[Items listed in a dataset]
┌────────

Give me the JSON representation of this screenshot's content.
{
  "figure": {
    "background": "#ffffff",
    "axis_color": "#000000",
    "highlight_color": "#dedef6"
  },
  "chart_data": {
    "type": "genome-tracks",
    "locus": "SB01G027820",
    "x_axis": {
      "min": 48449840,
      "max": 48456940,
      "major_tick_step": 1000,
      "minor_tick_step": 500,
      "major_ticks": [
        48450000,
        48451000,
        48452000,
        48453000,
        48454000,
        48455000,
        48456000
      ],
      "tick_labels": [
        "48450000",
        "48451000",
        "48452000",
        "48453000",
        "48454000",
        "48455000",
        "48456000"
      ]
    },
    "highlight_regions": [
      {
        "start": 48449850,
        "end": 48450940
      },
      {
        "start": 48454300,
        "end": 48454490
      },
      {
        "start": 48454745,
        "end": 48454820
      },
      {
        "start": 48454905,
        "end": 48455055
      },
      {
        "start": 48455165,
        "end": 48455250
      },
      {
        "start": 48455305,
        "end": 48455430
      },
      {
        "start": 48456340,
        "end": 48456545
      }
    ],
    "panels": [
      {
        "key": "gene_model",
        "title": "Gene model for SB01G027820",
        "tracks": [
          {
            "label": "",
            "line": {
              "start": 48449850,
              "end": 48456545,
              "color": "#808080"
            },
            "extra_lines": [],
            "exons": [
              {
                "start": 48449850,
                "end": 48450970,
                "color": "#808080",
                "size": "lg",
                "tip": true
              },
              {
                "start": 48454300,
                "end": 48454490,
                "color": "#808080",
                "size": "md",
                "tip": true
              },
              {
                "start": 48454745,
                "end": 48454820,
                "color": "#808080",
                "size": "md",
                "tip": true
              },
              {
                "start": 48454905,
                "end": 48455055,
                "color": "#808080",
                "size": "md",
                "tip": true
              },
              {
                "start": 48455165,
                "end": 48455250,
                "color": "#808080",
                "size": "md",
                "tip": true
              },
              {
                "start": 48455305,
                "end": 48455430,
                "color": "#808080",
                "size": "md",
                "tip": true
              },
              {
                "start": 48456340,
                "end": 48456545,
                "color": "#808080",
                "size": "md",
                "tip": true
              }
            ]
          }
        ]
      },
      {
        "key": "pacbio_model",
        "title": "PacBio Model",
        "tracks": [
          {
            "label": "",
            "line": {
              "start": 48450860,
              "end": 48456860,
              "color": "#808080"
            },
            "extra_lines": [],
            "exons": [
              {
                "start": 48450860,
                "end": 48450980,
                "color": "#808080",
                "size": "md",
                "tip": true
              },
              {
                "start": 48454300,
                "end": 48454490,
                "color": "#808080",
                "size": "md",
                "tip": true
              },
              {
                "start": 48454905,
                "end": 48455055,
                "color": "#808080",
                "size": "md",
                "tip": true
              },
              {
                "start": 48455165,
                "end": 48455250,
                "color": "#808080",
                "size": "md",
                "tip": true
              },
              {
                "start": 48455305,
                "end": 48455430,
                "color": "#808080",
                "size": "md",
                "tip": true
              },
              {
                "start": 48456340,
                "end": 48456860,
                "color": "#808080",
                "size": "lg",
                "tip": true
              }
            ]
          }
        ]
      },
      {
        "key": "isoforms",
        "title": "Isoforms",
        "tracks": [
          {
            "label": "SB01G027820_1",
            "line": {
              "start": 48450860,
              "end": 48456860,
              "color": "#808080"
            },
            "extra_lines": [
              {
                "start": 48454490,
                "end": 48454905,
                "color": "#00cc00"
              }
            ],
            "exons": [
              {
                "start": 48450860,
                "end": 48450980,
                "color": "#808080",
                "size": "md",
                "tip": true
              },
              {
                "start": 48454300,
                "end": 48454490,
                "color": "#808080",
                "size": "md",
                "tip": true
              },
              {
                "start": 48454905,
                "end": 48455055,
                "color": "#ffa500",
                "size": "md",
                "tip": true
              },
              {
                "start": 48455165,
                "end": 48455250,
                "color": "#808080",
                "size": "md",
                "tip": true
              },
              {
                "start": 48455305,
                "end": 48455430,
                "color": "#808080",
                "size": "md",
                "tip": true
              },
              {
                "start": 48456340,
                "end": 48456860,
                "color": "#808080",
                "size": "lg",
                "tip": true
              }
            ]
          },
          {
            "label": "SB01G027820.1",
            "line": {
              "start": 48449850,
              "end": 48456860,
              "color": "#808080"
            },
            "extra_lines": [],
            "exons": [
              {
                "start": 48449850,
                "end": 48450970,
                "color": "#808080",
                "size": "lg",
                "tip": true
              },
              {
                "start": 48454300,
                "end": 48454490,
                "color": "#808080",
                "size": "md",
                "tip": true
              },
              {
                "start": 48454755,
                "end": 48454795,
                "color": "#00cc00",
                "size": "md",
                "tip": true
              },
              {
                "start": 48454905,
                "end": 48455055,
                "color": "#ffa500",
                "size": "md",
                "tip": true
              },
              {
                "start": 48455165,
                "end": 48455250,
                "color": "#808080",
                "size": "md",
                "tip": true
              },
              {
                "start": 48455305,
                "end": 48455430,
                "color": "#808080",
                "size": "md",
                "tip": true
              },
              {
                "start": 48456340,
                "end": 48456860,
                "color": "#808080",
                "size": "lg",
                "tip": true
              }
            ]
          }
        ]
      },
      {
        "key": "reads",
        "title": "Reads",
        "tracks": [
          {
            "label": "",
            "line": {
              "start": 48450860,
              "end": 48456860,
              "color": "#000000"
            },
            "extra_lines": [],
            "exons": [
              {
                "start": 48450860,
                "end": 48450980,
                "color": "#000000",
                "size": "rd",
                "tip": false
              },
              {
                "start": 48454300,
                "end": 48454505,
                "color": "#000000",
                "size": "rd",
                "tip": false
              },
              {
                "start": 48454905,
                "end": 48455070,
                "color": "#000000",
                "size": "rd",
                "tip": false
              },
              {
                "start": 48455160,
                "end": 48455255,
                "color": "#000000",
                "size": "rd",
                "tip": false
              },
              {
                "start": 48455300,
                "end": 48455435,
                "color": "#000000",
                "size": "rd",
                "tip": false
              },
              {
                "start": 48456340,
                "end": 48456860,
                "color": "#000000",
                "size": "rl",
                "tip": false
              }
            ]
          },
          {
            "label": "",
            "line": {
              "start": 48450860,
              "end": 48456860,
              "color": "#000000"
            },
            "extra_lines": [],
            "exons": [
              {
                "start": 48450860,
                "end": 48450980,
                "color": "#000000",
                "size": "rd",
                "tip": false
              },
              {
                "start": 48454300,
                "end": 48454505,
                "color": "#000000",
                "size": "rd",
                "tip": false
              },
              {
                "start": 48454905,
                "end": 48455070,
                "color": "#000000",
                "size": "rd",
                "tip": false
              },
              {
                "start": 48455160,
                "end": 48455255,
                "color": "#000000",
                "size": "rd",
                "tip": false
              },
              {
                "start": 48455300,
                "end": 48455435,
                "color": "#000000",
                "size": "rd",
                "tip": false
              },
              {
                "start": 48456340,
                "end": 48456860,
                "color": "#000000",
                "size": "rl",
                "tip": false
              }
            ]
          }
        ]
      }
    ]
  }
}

└────────

◆ **What to do**
The entries listed above are to be output exactly. Leave none out.

◆ **Completed exercise**
Give me the JSON representation of this screenshot's content.
{
  "figure": {
    "background": "#ffffff",
    "axis_color": "#000000",
    "highlight_color": "#dedef6"
  },
  "chart_data": {
    "type": "genome-tracks",
    "locus": "SB01G027820",
    "x_axis": {
      "min": 48449840,
      "max": 48456940,
      "major_tick_step": 1000,
      "minor_tick_step": 500,
      "major_ticks": [
        48450000,
        48451000,
        48452000,
        48453000,
        48454000,
        48455000,
        48456000
      ],
      "tick_labels": [
        "48450000",
        "48451000",
        "48452000",
        "48453000",
        "48454000",
        "48455000",
        "48456000"
      ]
    },
    "highlight_regions": [
      {
        "start": 48449850,
        "end": 48450940
      },
      {
        "start": 48454300,
        "end": 48454490
      },
      {
        "start": 48454745,
        "end": 48454820
      },
      {
        "start": 48454905,
        "end": 48455055
      },
      {
        "start": 48455165,
        "end": 48455250
      },
      {
        "start": 48455305,
        "end": 48455430
      },
      {
        "start": 48456340,
        "end": 48456545
      }
    ],
    "panels": [
      {
        "key": "gene_model",
        "title": "Gene model for SB01G027820",
        "tracks": [
          {
            "label": "",
            "line": {
              "start": 48449850,
              "end": 48456545,
              "color": "#808080"
            },
            "extra_lines": [],
            "exons": [
              {
                "start": 48449850,
                "end": 48450970,
                "color": "#808080",
                "size": "lg",
                "tip": true
              },
              {
                "start": 48454300,
                "end": 48454490,
                "color": "#808080",
                "size": "md",
                "tip": true
              },
              {
                "start": 48454745,
                "end": 48454820,
                "color": "#808080",
                "size": "md",
                "tip": true
              },
              {
                "start": 48454905,
                "end": 48455055,
                "color": "#808080",
                "size": "md",
                "tip": true
              },
              {
                "start": 48455165,
                "end": 48455250,
                "color": "#808080",
                "size": "md",
                "tip": true
              },
              {
                "start": 48455305,
                "end": 48455430,
                "color": "#808080",
                "size": "md",
                "tip": true
              },
              {
                "start": 48456340,
                "end": 48456545,
                "color": "#808080",
                "size": "md",
                "tip": true
              }
            ]
          }
        ]
      },
      {
        "key": "pacbio_model",
        "title": "PacBio Model",
        "tracks": [
          {
            "label": "",
            "line": {
              "start": 48450860,
              "end": 48456860,
              "color": "#808080"
            },
            "extra_lines": [],
            "exons": [
              {
                "start": 48450860,
                "end": 48450980,
                "color": "#808080",
                "size": "md",
                "tip": true
              },
              {
                "start": 48454300,
                "end": 48454490,
                "color": "#808080",
                "size": "md",
                "tip": true
              },
              {
                "start": 48454905,
                "end": 48455055,
                "color": "#808080",
                "size": "md",
                "tip": true
              },
              {
                "start": 48455165,
                "end": 48455250,
                "color": "#808080",
                "size": "md",
                "tip": true
              },
              {
                "start": 48455305,
                "end": 48455430,
                "color": "#808080",
                "size": "md",
                "tip": true
              },
              {
                "start": 48456340,
                "end": 48456860,
                "color": "#808080",
                "size": "lg",
                "tip": true
              }
            ]
          }
        ]
      },
      {
        "key": "isoforms",
        "title": "Isoforms",
        "tracks": [
          {
            "label": "SB01G027820_1",
            "line": {
              "start": 48450860,
              "end": 48456860,
              "color": "#808080"
            },
            "extra_lines": [
              {
                "start": 48454490,
                "end": 48454905,
                "color": "#00cc00"
              }
            ],
            "exons": [
              {
                "start": 48450860,
                "end": 48450980,
                "color": "#808080",
                "size": "md",
                "tip": true
              },
              {
                "start": 48454300,
                "end": 48454490,
                "color": "#808080",
                "size": "md",
                "tip": true
              },
              {
                "start": 48454905,
                "end": 48455055,
                "color": "#ffa500",
                "size": "md",
                "tip": true
              },
              {
                "start": 48455165,
                "end": 48455250,
                "color": "#808080",
                "size": "md",
                "tip": true
              },
              {
                "start": 48455305,
                "end": 48455430,
                "color": "#808080",
                "size": "md",
                "tip": true
              },
              {
                "start": 48456340,
                "end": 48456860,
                "color": "#808080",
                "size": "lg",
                "tip": true
              }
            ]
          },
          {
            "label": "SB01G027820.1",
            "line": {
              "start": 48449850,
              "end": 48456860,
              "color": "#808080"
            },
            "extra_lines": [],
            "exons": [
              {
                "start": 48449850,
                "end": 48450970,
                "color": "#808080",
                "size": "lg",
                "tip": true
              },
              {
                "start": 48454300,
                "end": 48454490,
                "color": "#808080",
                "size": "md",
                "tip": true
              },
              {
                "start": 48454755,
                "end": 48454795,
                "color": "#00cc00",
                "size": "md",
                "tip": true
              },
              {
                "start": 48454905,
                "end": 48455055,
                "color": "#ffa500",
                "size": "md",
                "tip": true
              },
              {
                "start": 48455165,
                "end": 48455250,
                "color": "#808080",
                "size": "md",
                "tip": true
              },
              {
                "start": 48455305,
                "end": 48455430,
                "color": "#808080",
                "size": "md",
                "tip": true
              },
              {
                "start": 48456340,
                "end": 48456860,
                "color": "#808080",
                "size": "lg",
                "tip": true
              }
            ]
          }
        ]
      },
      {
        "key": "reads",
        "title": "Reads",
        "tracks": [
          {
            "label": "",
            "line": {
              "start": 48450860,
              "end": 48456860,
              "color": "#000000"
            },
            "extra_lines": [],
            "exons": [
              {
                "start": 48450860,
                "end": 48450980,
                "color": "#000000",
                "size": "rd",
                "tip": false
              },
              {
                "start": 48454300,
                "end": 48454505,
                "color": "#000000",
                "size": "rd",
                "tip": false
              },
              {
                "start": 48454905,
                "end": 48455070,
                "color": "#000000",
                "size": "rd",
                "tip": false
              },
              {
                "start": 48455160,
                "end": 48455255,
                "color": "#000000",
                "size": "rd",
                "tip": false
              },
              {
                "start": 48455300,
                "end": 48455435,
                "color": "#000000",
                "size": "rd",
                "tip": false
              },
              {
                "start": 48456340,
                "end": 48456860,
                "color": "#000000",
                "size": "rl",
                "tip": false
              }
            ]
          },
          {
            "label": "",
            "line": {
              "start": 48450860,
              "end": 48456860,
              "color": "#000000"
            },
            "extra_lines": [],
            "exons": [
              {
                "start": 48450860,
                "end": 48450980,
                "color": "#000000",
                "size": "rd",
                "tip": false
              },
              {
                "start": 48454300,
                "end": 48454505,
                "color": "#000000",
                "size": "rd",
                "tip": false
              },
              {
                "start": 48454905,
                "end": 48455070,
                "color": "#000000",
                "size": "rd",
                "tip": false
              },
              {
                "start": 48455160,
                "end": 48455255,
                "color": "#000000",
                "size": "rd",
                "tip": false
              },
              {
                "start": 48455300,
                "end": 48455435,
                "color": "#000000",
                "size": "rd",
                "tip": false
              },
              {
                "start": 48456340,
                "end": 48456860,
                "color": "#000000",
                "size": "rl",
                "tip": false
              }
            ]
          }
        ]
      }
    ]
  }
}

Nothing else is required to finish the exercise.